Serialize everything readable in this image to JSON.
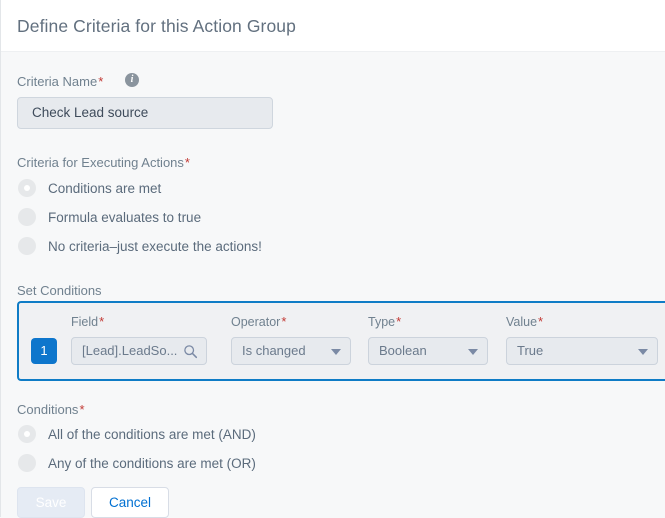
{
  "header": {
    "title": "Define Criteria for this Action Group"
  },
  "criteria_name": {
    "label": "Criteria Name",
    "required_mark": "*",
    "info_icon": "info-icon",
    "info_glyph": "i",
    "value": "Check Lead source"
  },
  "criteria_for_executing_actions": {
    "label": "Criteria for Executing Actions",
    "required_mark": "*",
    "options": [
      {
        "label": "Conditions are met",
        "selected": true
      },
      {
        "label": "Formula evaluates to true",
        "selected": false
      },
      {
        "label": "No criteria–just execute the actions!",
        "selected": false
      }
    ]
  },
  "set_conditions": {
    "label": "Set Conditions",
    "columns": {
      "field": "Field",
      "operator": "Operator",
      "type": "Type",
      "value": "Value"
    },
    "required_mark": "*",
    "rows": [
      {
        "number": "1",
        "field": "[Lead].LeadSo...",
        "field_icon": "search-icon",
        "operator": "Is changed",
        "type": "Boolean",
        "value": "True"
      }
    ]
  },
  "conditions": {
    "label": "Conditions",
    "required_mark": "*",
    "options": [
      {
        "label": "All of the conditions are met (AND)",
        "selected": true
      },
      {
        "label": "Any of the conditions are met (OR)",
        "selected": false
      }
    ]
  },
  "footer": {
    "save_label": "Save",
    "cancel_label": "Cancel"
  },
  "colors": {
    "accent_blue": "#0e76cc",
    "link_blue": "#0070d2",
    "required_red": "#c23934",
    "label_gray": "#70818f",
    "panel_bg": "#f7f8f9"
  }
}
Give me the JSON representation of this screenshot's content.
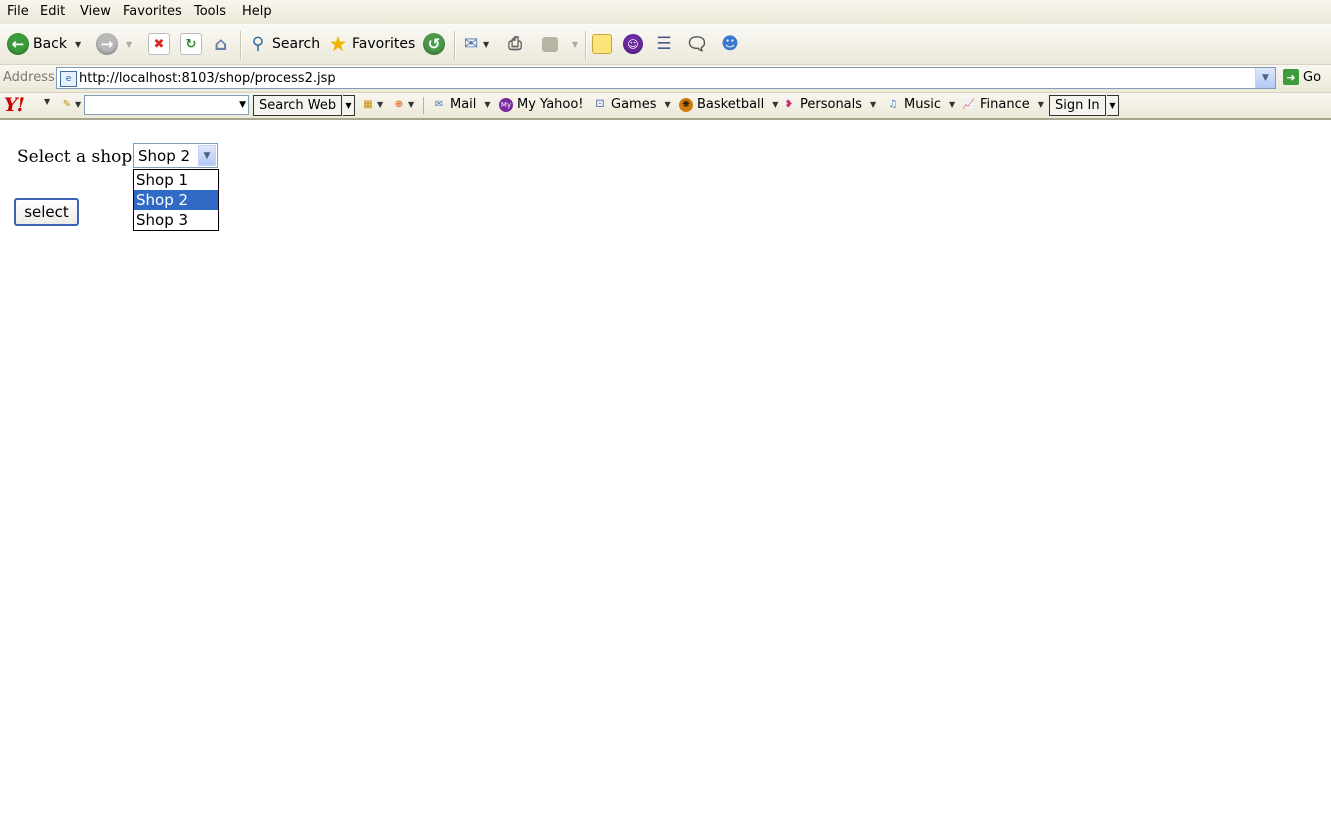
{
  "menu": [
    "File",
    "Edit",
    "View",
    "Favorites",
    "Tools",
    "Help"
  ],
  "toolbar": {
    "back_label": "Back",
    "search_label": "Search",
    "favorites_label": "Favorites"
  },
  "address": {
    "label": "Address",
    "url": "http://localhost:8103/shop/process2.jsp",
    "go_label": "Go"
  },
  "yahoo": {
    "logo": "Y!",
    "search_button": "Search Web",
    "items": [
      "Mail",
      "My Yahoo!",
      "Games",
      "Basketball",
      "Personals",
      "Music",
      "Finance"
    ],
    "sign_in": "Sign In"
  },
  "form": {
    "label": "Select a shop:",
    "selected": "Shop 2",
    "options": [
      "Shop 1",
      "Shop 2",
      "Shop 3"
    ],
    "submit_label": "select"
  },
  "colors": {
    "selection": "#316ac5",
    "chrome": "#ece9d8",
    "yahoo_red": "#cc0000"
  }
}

——

_SET TASK_.
Omit the pictures. Transcribe every record exactly.

_THE RESULT_.
Serialize everything readable in this image to JSON.
{
  "header": {
    "title": "Define Criteria for this Action Group"
  },
  "criteria_name": {
    "label": "Criteria Name",
    "required_mark": "*",
    "info_icon": "info-icon",
    "info_glyph": "i",
    "value": "Check Lead source"
  },
  "criteria_for_executing_actions": {
    "label": "Criteria for Executing Actions",
    "required_mark": "*",
    "options": [
      {
        "label": "Conditions are met",
        "selected": true
      },
      {
        "label": "Formula evaluates to true",
        "selected": false
      },
      {
        "label": "No criteria–just execute the actions!",
        "selected": false
      }
    ]
  },
  "set_conditions": {
    "label": "Set Conditions",
    "columns": {
      "field": "Field",
      "operator": "Operator",
      "type": "Type",
      "value": "Value"
    },
    "required_mark": "*",
    "rows": [
      {
        "number": "1",
        "field": "[Lead].LeadSo...",
        "field_icon": "search-icon",
        "operator": "Is changed",
        "type": "Boolean",
        "value": "True"
      }
    ]
  },
  "conditions": {
    "label": "Conditions",
    "required_mark": "*",
    "options": [
      {
        "label": "All of the conditions are met (AND)",
        "selected": true
      },
      {
        "label": "Any of the conditions are met (OR)",
        "selected": false
      }
    ]
  },
  "footer": {
    "save_label": "Save",
    "cancel_label": "Cancel"
  },
  "colors": {
    "accent_blue": "#0e76cc",
    "link_blue": "#0070d2",
    "required_red": "#c23934",
    "label_gray": "#70818f",
    "panel_bg": "#f7f8f9"
  }
}
Give me the JSON representation of this screenshot's content.
{
  "menu": [
    "File",
    "Edit",
    "View",
    "Favorites",
    "Tools",
    "Help"
  ],
  "toolbar": {
    "back_label": "Back",
    "search_label": "Search",
    "favorites_label": "Favorites"
  },
  "address": {
    "label": "Address",
    "url": "http://localhost:8103/shop/process2.jsp",
    "go_label": "Go"
  },
  "yahoo": {
    "logo": "Y!",
    "search_button": "Search Web",
    "items": [
      "Mail",
      "My Yahoo!",
      "Games",
      "Basketball",
      "Personals",
      "Music",
      "Finance"
    ],
    "sign_in": "Sign In"
  },
  "form": {
    "label": "Select a shop:",
    "selected": "Shop 2",
    "options": [
      "Shop 1",
      "Shop 2",
      "Shop 3"
    ],
    "submit_label": "select"
  },
  "colors": {
    "selection": "#316ac5",
    "chrome": "#ece9d8",
    "yahoo_red": "#cc0000"
  }
}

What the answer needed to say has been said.